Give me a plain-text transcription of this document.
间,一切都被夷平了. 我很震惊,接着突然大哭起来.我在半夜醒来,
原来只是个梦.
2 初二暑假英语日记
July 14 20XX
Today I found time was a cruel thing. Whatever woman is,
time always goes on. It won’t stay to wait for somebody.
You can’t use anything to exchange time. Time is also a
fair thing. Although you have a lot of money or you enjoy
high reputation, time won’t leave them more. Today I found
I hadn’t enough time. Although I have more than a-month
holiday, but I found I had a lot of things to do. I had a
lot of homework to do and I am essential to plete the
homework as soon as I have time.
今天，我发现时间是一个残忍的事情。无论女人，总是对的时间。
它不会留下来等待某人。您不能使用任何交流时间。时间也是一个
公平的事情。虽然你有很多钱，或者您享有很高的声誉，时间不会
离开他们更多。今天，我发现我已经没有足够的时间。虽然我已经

----------

Copy each line of the listing that includes "found".

Today I found time was a cruel thing. Whatever woman is,
high reputation, time won’t leave them more. Today I found
holiday, but I found I had a lot of things to do. I had a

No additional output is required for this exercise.